- _STATED GOAL_: Omit any picture, and return the remaining data exactly as written.

- _RECORDS TO USE_:

####

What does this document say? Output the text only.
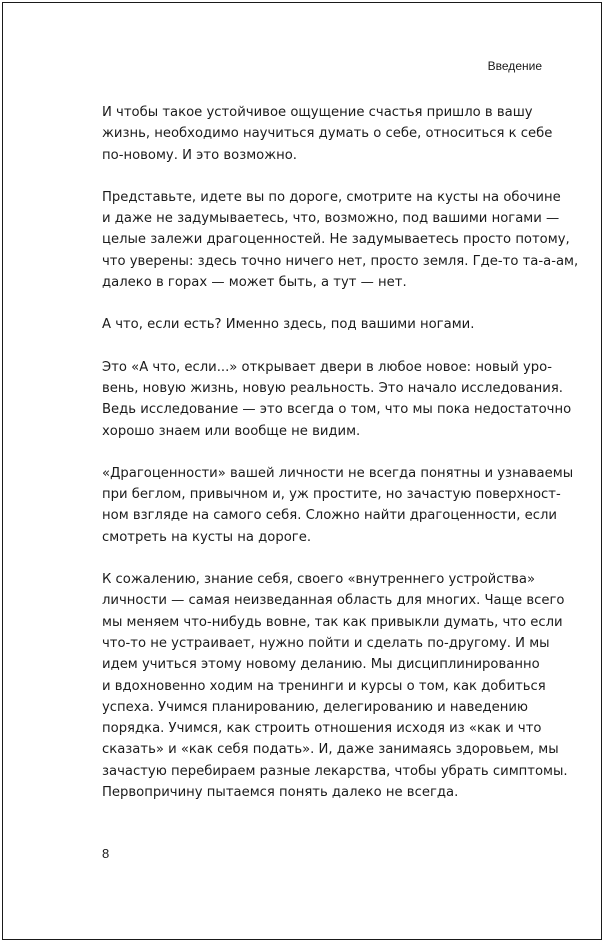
Введение

И чтобы такое устойчивое ощущение счастья пришло в вашу
жизнь, необходимо научиться думать о себе, относиться к себе
по-новому. И это возможно.

Представьте, идете вы по дороге, смотрите на кусты на обочине
и даже не задумываетесь, что, возможно, под вашими ногами —
целые залежи драгоценностей. Не задумываетесь просто потому,
что уверены: здесь точно ничего нет, просто земля. Где-то та-а-ам,
далеко в горах — может быть, а тут — нет.

А что, если есть? Именно здесь, под вашими ногами.

Это «А что, если...» открывает двери в любое новое: новый уро-
вень, новую жизнь, новую реальность. Это начало исследования.
Ведь исследование — это всегда о том, что мы пока недостаточно
хорошо знаем или вообще не видим.

«Драгоценности» вашей личности не всегда понятны и узнаваемы
при беглом, привычном и, уж простите, но зачастую поверхност-
ном взгляде на самого себя. Сложно найти драгоценности, если
смотреть на кусты на дороге.

К сожалению, знание себя, своего «внутреннего устройства»
личности — самая неизведанная область для многих. Чаще всего
мы меняем что-нибудь вовне, так как привыкли думать, что если
что-то не устраивает, нужно пойти и сделать по-другому. И мы
идем учиться этому новому деланию. Мы дисциплинированно
и вдохновенно ходим на тренинги и курсы о том, как добиться
успеха. Учимся планированию, делегированию и наведению
порядка. Учимся, как строить отношения исходя из «как и что
сказать» и «как себя подать». И, даже занимаясь здоровьем, мы
зачастую перебираем разные лекарства, чтобы убрать симптомы.
Первопричину пытаемся понять далеко не всегда.

8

####

- _CORRECT OUTPUT_:
What does this document say? Output the text only.
Введение

И чтобы такое устойчивое ощущение счастья пришло в вашу
жизнь, необходимо научиться думать о себе, относиться к себе
по-новому. И это возможно.

Представьте, идете вы по дороге, смотрите на кусты на обочине
и даже не задумываетесь, что, возможно, под вашими ногами —
целые залежи драгоценностей. Не задумываетесь просто потому,
что уверены: здесь точно ничего нет, просто земля. Где-то та-а-ам,
далеко в горах — может быть, а тут — нет.

А что, если есть? Именно здесь, под вашими ногами.

Это «А что, если...» открывает двери в любое новое: новый уро-
вень, новую жизнь, новую реальность. Это начало исследования.
Ведь исследование — это всегда о том, что мы пока недостаточно
хорошо знаем или вообще не видим.

«Драгоценности» вашей личности не всегда понятны и узнаваемы
при беглом, привычном и, уж простите, но зачастую поверхност-
ном взгляде на самого себя. Сложно найти драгоценности, если
смотреть на кусты на дороге.

К сожалению, знание себя, своего «внутреннего устройства»
личности — самая неизведанная область для многих. Чаще всего
мы меняем что-нибудь вовне, так как привыкли думать, что если
что-то не устраивает, нужно пойти и сделать по-другому. И мы
идем учиться этому новому деланию. Мы дисциплинированно
и вдохновенно ходим на тренинги и курсы о том, как добиться
успеха. Учимся планированию, делегированию и наведению
порядка. Учимся, как строить отношения исходя из «как и что
сказать» и «как себя подать». И, даже занимаясь здоровьем, мы
зачастую перебираем разные лекарства, чтобы убрать симптомы.
Первопричину пытаемся понять далеко не всегда.

8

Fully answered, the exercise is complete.